[Exercise details]
Narrow the data below down to the lines containing "本剤とRT".

>> begin Data for processing

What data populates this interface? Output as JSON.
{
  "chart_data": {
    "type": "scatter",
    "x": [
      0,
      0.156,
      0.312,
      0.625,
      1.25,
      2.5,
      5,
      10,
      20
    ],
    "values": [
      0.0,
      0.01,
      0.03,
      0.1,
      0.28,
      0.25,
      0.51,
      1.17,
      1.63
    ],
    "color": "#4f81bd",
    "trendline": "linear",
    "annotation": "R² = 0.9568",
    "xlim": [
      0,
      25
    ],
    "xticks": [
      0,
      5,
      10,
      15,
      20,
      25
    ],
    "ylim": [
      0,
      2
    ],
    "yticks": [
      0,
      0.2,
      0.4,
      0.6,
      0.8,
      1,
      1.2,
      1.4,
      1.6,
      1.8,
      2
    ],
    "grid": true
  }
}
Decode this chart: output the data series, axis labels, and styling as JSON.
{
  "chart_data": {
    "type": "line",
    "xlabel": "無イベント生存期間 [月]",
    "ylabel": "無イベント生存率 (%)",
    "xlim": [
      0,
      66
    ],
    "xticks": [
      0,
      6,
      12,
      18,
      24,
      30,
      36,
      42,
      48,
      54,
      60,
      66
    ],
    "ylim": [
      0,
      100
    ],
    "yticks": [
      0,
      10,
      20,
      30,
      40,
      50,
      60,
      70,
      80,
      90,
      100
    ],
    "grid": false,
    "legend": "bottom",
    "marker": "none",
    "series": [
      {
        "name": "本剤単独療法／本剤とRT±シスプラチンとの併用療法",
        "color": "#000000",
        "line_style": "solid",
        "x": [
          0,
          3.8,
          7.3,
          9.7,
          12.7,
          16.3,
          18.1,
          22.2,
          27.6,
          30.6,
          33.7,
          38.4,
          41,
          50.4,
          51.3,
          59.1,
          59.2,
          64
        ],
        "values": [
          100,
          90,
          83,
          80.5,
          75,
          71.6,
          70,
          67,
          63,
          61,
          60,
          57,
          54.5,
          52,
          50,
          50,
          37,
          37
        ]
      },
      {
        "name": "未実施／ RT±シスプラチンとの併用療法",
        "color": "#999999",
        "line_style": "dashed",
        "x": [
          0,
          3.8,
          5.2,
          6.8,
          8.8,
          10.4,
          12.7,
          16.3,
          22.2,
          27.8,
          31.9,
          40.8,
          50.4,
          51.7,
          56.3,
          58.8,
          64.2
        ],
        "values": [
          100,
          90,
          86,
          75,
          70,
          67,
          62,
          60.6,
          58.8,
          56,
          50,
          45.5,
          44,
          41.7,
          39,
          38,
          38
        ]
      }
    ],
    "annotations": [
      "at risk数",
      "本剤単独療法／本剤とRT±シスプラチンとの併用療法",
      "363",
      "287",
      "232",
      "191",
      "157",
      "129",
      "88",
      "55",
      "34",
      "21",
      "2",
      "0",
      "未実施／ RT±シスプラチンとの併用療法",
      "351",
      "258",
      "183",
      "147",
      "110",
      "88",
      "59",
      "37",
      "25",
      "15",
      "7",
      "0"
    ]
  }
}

>> end Data for processing

[Task response]
        "name": "本剤単独療法／本剤とRT±シスプラチンとの併用療法",
      "本剤単独療法／本剤とRT±シスプラチンとの併用療法",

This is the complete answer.